▸ **Exercise task**: Give back the entire listing verbatim.

Dataset items:

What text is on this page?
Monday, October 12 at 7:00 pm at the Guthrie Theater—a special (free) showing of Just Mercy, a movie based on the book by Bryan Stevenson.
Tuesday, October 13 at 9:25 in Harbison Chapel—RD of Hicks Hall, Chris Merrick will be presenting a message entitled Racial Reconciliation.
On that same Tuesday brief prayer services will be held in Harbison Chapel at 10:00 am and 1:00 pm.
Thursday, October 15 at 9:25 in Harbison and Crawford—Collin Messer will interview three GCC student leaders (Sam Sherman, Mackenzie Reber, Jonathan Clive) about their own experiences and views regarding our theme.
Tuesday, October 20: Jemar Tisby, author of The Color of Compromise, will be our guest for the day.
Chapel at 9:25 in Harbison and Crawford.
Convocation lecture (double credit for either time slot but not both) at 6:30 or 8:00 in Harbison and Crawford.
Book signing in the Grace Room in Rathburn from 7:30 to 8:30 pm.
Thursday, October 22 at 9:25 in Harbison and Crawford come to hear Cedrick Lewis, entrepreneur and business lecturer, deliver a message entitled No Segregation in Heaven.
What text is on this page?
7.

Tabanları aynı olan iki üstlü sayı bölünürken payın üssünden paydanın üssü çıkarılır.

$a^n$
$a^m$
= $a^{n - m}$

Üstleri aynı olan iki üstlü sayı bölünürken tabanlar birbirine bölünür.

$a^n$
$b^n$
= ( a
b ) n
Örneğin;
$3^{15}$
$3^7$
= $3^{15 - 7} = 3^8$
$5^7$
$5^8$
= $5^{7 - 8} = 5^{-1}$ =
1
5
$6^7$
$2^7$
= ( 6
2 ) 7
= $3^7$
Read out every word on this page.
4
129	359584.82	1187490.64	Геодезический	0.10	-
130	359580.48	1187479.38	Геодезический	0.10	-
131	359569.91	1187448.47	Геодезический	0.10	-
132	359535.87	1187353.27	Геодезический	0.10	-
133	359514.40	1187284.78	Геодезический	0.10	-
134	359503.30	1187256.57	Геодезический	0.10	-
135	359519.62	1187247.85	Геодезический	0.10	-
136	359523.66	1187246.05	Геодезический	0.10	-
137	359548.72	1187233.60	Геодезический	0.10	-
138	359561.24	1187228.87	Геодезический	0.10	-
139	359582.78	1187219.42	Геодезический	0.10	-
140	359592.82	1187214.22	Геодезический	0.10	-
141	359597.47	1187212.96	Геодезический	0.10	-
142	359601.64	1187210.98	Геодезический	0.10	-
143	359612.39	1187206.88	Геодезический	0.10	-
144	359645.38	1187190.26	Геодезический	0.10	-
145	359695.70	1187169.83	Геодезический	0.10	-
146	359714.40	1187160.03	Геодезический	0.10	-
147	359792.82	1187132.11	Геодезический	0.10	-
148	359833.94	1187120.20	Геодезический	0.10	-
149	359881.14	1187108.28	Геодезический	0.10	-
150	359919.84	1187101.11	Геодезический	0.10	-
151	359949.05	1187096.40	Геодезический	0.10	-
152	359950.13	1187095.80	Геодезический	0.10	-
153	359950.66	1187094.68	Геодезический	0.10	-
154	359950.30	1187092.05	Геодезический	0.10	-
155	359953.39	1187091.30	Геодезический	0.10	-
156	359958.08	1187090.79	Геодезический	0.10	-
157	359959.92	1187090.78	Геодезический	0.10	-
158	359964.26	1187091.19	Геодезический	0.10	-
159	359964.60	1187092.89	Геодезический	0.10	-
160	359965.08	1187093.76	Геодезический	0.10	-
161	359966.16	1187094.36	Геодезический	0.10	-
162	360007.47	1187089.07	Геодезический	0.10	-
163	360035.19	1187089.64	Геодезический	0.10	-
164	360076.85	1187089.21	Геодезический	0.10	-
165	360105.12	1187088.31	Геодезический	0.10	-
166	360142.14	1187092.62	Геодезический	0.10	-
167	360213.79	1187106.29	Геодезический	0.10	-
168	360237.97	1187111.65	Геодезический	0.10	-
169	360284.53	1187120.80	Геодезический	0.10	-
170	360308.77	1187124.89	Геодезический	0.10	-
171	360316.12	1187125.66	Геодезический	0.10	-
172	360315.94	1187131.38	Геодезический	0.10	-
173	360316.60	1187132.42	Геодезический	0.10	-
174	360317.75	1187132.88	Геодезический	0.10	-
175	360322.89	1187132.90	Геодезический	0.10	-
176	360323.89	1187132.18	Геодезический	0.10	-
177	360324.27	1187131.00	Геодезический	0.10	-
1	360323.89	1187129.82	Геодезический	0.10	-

▸ **Reply to the exercise**:
What text is on this page?
Monday, October 12 at 7:00 pm at the Guthrie Theater—a special (free) showing of Just Mercy, a movie based on the book by Bryan Stevenson.
Tuesday, October 13 at 9:25 in Harbison Chapel—RD of Hicks Hall, Chris Merrick will be presenting a message entitled Racial Reconciliation.
On that same Tuesday brief prayer services will be held in Harbison Chapel at 10:00 am and 1:00 pm.
Thursday, October 15 at 9:25 in Harbison and Crawford—Collin Messer will interview three GCC student leaders (Sam Sherman, Mackenzie Reber, Jonathan Clive) about their own experiences and views regarding our theme.
Tuesday, October 20: Jemar Tisby, author of The Color of Compromise, will be our guest for the day.
Chapel at 9:25 in Harbison and Crawford.
Convocation lecture (double credit for either time slot but not both) at 6:30 or 8:00 in Harbison and Crawford.
Book signing in the Grace Room in Rathburn from 7:30 to 8:30 pm.
Thursday, October 22 at 9:25 in Harbison and Crawford come to hear Cedrick Lewis, entrepreneur and business lecturer, deliver a message entitled No Segregation in Heaven.
What text is on this page?
7.

Tabanları aynı olan iki üstlü sayı bölünürken payın üssünden paydanın üssü çıkarılır.

$a^n$
$a^m$
= $a^{n - m}$

Üstleri aynı olan iki üstlü sayı bölünürken tabanlar birbirine bölünür.

$a^n$
$b^n$
= ( a
b ) n
Örneğin;
$3^{15}$
$3^7$
= $3^{15 - 7} = 3^8$
$5^7$
$5^8$
= $5^{7 - 8} = 5^{-1}$ =
1
5
$6^7$
$2^7$
= ( 6
2 ) 7
= $3^7$
Read out every word on this page.
4
129	359584.82	1187490.64	Геодезический	0.10	-
130	359580.48	1187479.38	Геодезический	0.10	-
131	359569.91	1187448.47	Геодезический	0.10	-
132	359535.87	1187353.27	Геодезический	0.10	-
133	359514.40	1187284.78	Геодезический	0.10	-
134	359503.30	1187256.57	Геодезический	0.10	-
135	359519.62	1187247.85	Геодезический	0.10	-
136	359523.66	1187246.05	Геодезический	0.10	-
137	359548.72	1187233.60	Геодезический	0.10	-
138	359561.24	1187228.87	Геодезический	0.10	-
139	359582.78	1187219.42	Геодезический	0.10	-
140	359592.82	1187214.22	Геодезический	0.10	-
141	359597.47	1187212.96	Геодезический	0.10	-
142	359601.64	1187210.98	Геодезический	0.10	-
143	359612.39	1187206.88	Геодезический	0.10	-
144	359645.38	1187190.26	Геодезический	0.10	-
145	359695.70	1187169.83	Геодезический	0.10	-
146	359714.40	1187160.03	Геодезический	0.10	-
147	359792.82	1187132.11	Геодезический	0.10	-
148	359833.94	1187120.20	Геодезический	0.10	-
149	359881.14	1187108.28	Геодезический	0.10	-
150	359919.84	1187101.11	Геодезический	0.10	-
151	359949.05	1187096.40	Геодезический	0.10	-
152	359950.13	1187095.80	Геодезический	0.10	-
153	359950.66	1187094.68	Геодезический	0.10	-
154	359950.30	1187092.05	Геодезический	0.10	-
155	359953.39	1187091.30	Геодезический	0.10	-
156	359958.08	1187090.79	Геодезический	0.10	-
157	359959.92	1187090.78	Геодезический	0.10	-
158	359964.26	1187091.19	Геодезический	0.10	-
159	359964.60	1187092.89	Геодезический	0.10	-
160	359965.08	1187093.76	Геодезический	0.10	-
161	359966.16	1187094.36	Геодезический	0.10	-
162	360007.47	1187089.07	Геодезический	0.10	-
163	360035.19	1187089.64	Геодезический	0.10	-
164	360076.85	1187089.21	Геодезический	0.10	-
165	360105.12	1187088.31	Геодезический	0.10	-
166	360142.14	1187092.62	Геодезический	0.10	-
167	360213.79	1187106.29	Геодезический	0.10	-
168	360237.97	1187111.65	Геодезический	0.10	-
169	360284.53	1187120.80	Геодезический	0.10	-
170	360308.77	1187124.89	Геодезический	0.10	-
171	360316.12	1187125.66	Геодезический	0.10	-
172	360315.94	1187131.38	Геодезический	0.10	-
173	360316.60	1187132.42	Геодезический	0.10	-
174	360317.75	1187132.88	Геодезический	0.10	-
175	360322.89	1187132.90	Геодезический	0.10	-
176	360323.89	1187132.18	Геодезический	0.10	-
177	360324.27	1187131.00	Геодезический	0.10	-
1	360323.89	1187129.82	Геодезический	0.10	-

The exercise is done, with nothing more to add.